### TO DO
Provide only the number of lines in the data below that contain the word "Information".

### STORED RECORDS
━━━━━━━━━━━━━━━━━━━━
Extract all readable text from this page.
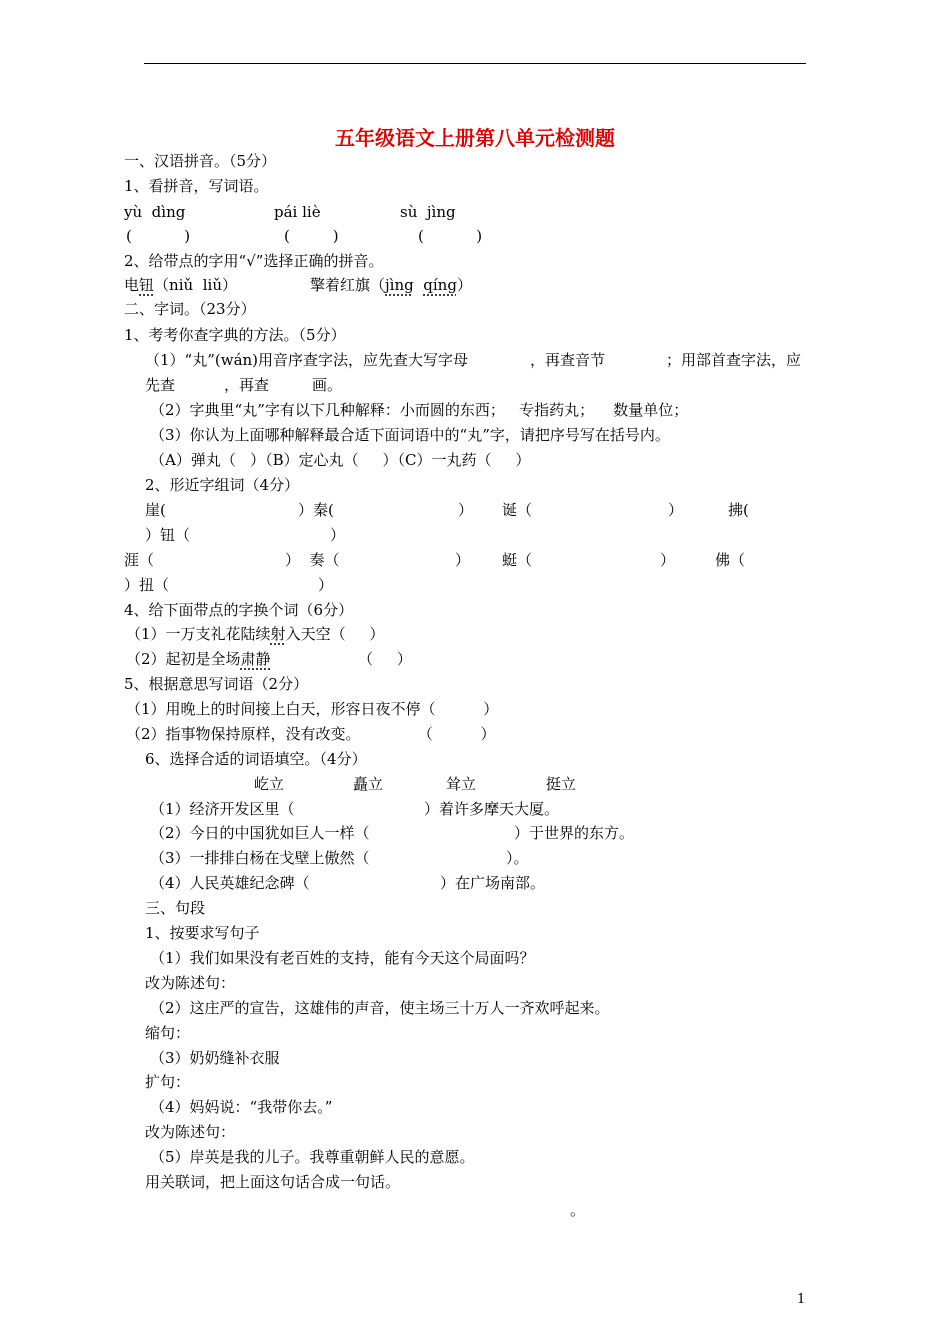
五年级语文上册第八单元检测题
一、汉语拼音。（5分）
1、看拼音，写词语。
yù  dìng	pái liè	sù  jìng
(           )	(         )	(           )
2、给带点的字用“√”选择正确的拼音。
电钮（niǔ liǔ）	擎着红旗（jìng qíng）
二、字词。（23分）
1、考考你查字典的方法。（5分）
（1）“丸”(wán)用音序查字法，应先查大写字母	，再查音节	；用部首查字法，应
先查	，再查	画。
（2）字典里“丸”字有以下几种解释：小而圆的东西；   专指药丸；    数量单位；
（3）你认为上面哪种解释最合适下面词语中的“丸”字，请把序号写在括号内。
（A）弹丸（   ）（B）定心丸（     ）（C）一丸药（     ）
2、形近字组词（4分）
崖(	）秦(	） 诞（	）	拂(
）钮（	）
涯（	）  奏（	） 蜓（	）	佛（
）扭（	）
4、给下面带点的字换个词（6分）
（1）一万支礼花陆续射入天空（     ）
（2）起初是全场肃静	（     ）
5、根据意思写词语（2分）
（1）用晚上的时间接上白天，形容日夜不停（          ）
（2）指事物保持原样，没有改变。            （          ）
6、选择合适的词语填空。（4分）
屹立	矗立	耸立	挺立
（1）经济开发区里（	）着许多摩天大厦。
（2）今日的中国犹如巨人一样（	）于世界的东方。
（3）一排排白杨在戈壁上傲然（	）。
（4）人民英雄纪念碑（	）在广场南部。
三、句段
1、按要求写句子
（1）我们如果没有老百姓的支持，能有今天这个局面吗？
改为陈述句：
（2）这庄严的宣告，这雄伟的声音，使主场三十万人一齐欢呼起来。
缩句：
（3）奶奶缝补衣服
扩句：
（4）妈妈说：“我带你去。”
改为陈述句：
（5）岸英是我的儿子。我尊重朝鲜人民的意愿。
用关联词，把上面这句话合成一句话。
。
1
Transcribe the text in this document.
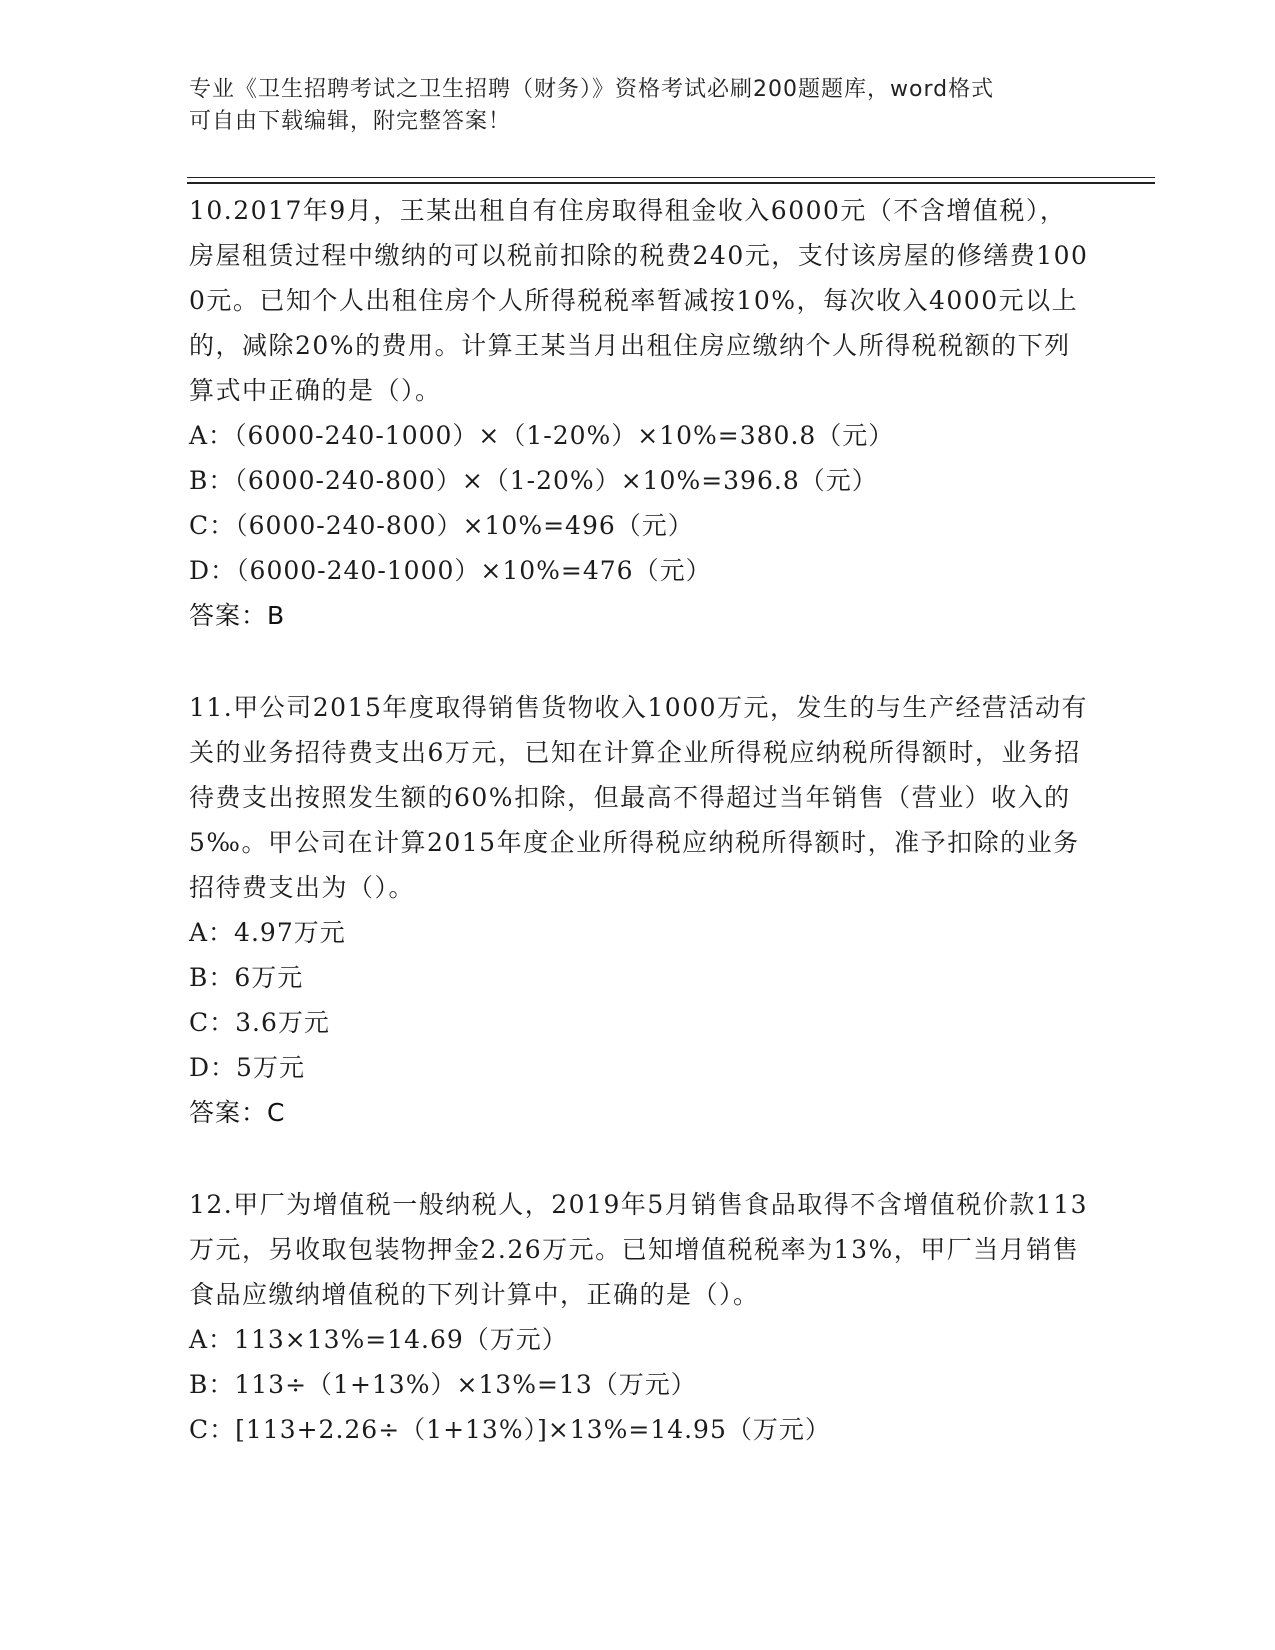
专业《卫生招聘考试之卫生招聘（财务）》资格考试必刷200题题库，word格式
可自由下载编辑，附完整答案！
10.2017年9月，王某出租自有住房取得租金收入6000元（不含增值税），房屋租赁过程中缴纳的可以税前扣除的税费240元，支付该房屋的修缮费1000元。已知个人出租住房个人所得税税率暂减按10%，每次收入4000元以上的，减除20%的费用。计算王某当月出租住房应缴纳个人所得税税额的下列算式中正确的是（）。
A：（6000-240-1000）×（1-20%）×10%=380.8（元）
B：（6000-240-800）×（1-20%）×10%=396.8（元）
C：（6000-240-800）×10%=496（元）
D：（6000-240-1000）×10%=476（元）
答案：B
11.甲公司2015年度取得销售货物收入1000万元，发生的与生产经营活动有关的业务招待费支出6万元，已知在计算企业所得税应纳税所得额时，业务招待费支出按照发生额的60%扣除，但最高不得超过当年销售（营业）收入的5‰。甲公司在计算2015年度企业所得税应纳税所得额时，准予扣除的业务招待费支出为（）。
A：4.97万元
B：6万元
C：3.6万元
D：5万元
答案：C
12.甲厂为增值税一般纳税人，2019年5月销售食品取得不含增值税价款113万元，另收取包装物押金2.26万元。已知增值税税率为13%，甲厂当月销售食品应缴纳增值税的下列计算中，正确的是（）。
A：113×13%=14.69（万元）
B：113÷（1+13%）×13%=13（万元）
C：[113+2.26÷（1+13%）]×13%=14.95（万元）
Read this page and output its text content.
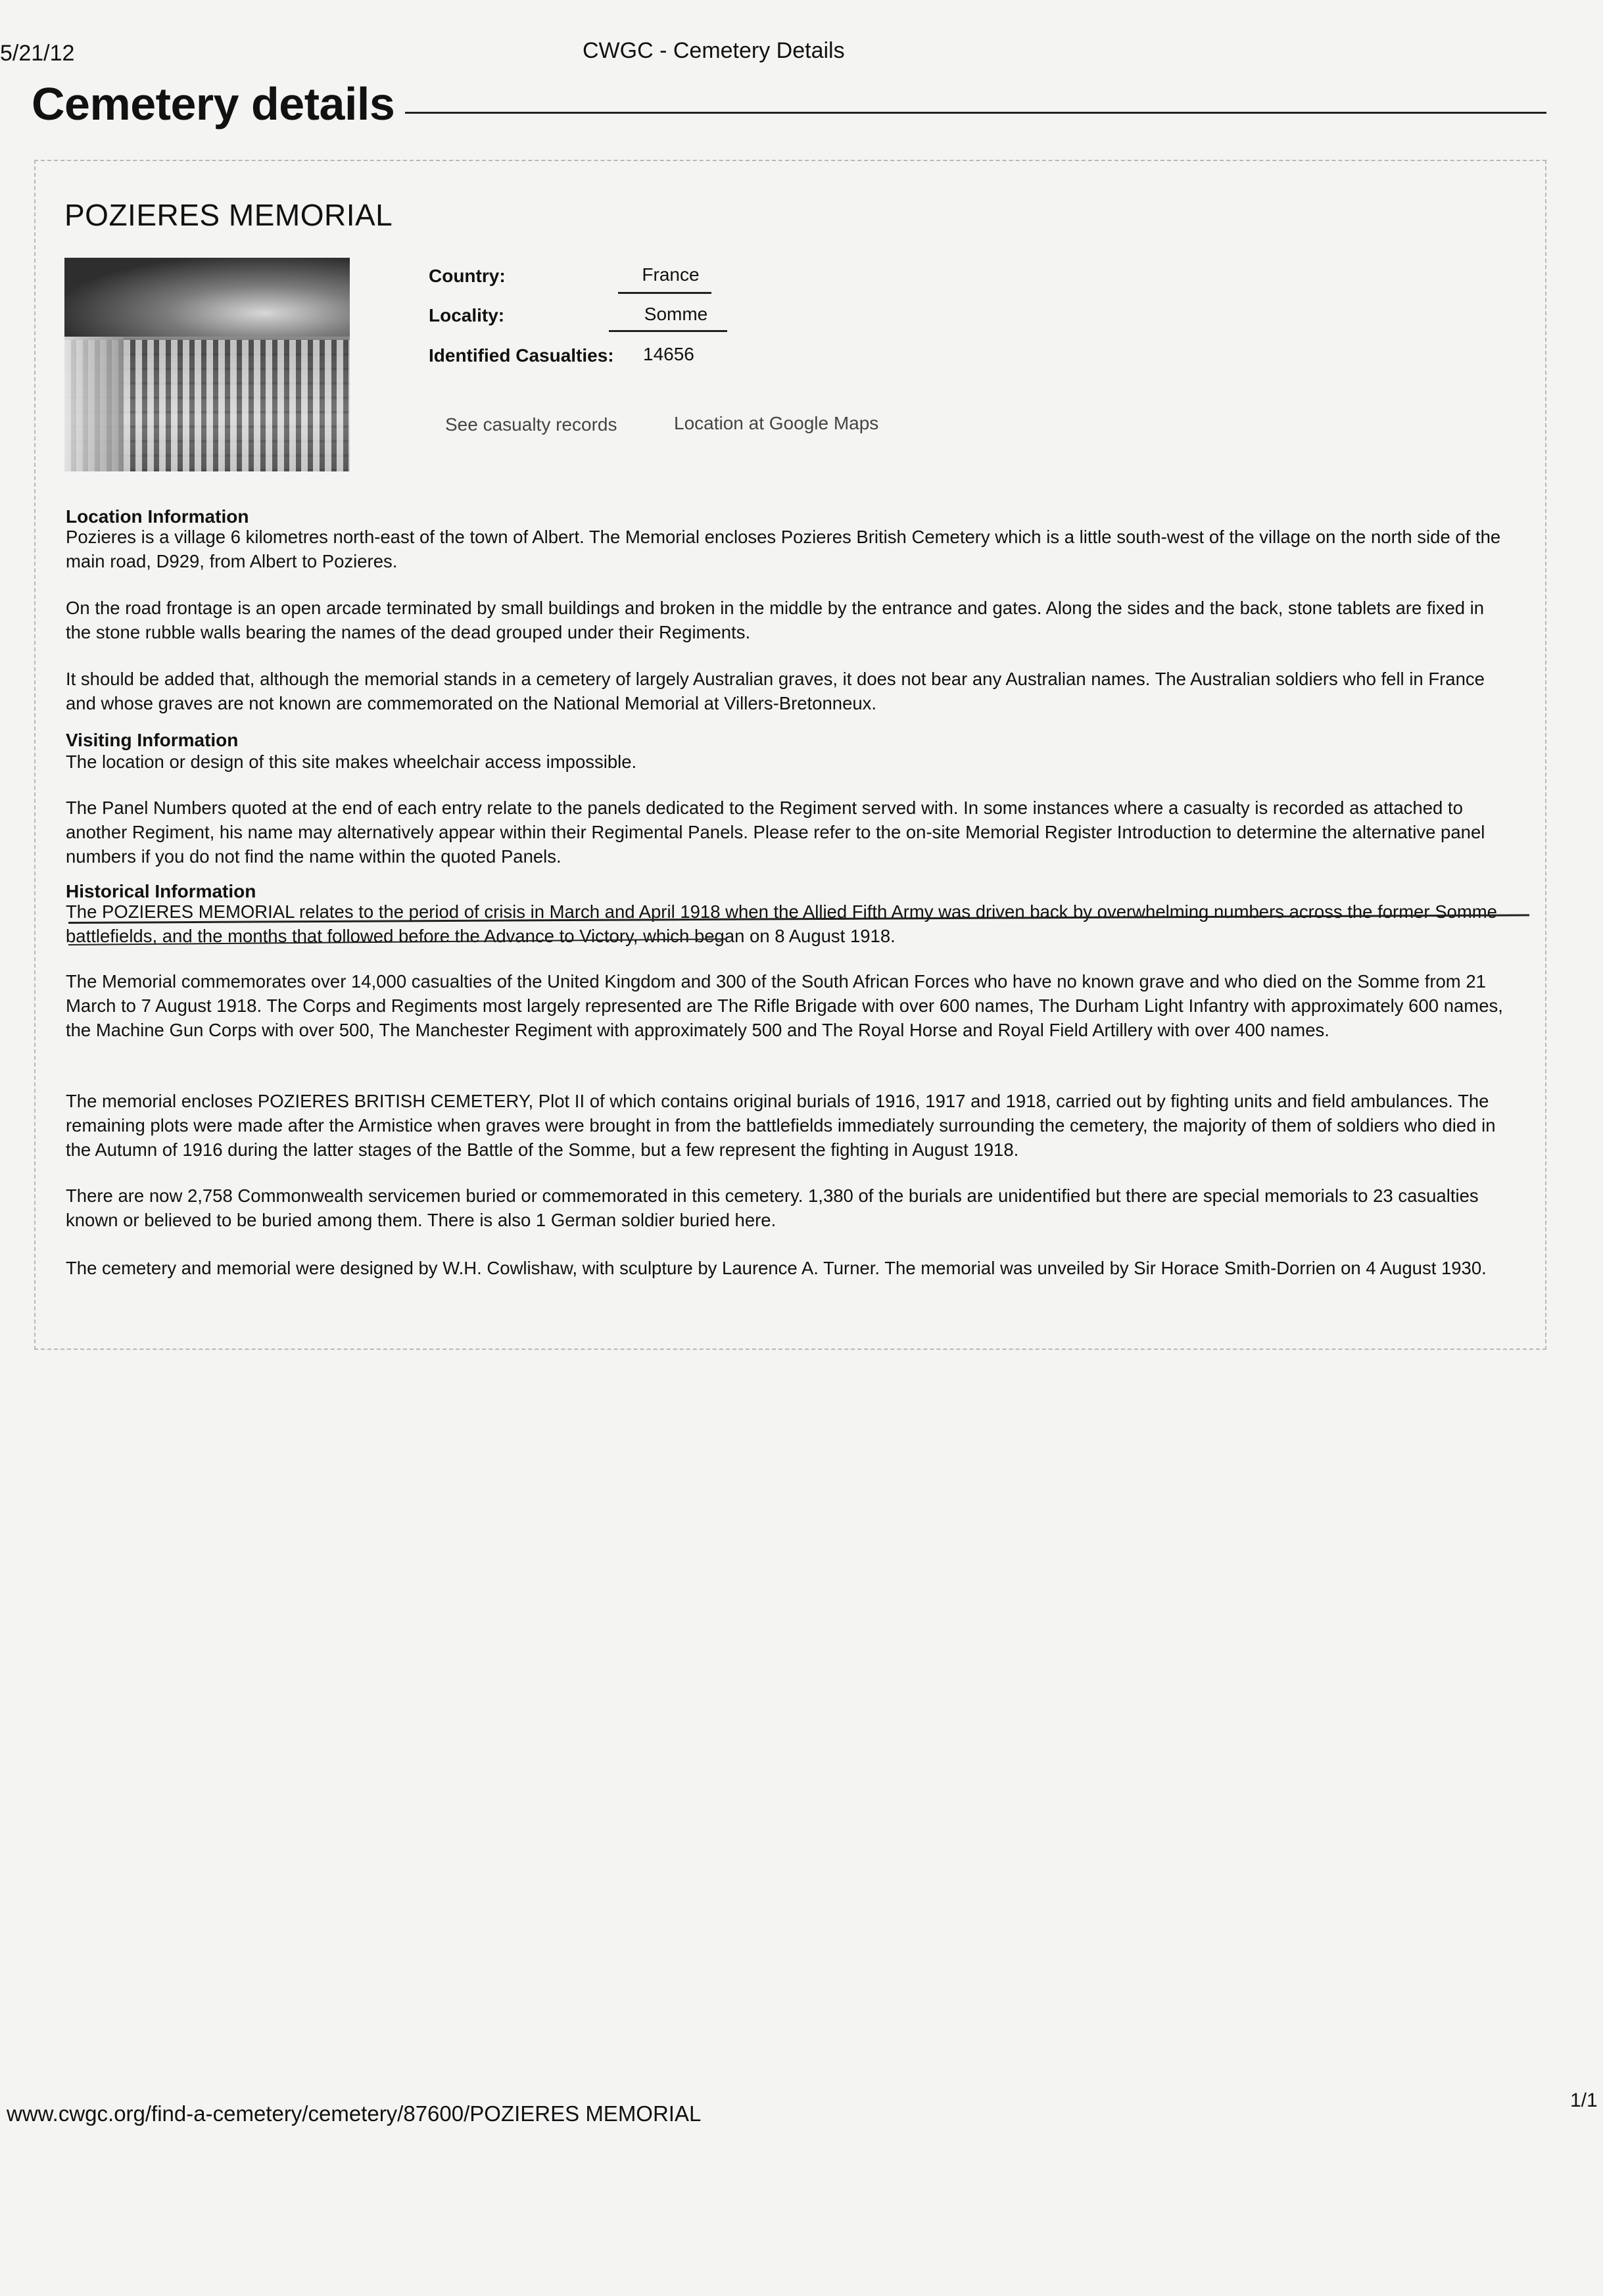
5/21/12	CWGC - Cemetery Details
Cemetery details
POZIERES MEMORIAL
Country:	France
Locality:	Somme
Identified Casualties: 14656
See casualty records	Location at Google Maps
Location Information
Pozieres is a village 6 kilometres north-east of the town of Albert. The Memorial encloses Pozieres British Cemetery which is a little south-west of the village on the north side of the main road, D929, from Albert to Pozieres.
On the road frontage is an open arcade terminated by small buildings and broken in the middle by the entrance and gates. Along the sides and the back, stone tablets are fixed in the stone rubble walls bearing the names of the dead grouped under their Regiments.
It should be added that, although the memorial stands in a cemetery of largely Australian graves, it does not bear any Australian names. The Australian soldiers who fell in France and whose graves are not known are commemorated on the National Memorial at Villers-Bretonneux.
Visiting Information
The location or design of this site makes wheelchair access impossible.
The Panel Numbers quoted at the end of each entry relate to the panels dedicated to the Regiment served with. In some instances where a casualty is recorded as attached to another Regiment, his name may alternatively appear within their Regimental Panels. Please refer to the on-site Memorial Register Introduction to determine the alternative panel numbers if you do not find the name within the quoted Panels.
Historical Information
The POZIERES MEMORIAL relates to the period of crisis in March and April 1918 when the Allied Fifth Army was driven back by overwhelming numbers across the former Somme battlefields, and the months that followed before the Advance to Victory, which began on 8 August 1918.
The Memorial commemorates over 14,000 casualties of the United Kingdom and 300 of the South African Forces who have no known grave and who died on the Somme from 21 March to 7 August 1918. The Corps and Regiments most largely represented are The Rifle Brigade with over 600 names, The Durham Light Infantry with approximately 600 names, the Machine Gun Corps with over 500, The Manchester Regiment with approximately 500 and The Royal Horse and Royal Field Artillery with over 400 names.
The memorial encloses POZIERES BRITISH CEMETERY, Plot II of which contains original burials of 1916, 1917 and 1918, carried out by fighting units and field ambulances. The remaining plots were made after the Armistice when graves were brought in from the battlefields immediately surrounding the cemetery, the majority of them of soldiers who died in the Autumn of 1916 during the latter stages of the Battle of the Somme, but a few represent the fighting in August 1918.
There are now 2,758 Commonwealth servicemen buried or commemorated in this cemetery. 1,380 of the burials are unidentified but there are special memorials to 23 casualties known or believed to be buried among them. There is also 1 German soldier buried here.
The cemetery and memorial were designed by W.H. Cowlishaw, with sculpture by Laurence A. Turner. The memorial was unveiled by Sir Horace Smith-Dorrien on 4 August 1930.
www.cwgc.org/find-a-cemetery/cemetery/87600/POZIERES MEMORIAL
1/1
━━━━━━━━━━━━━━━━━━━━
### RESULT BELOW
3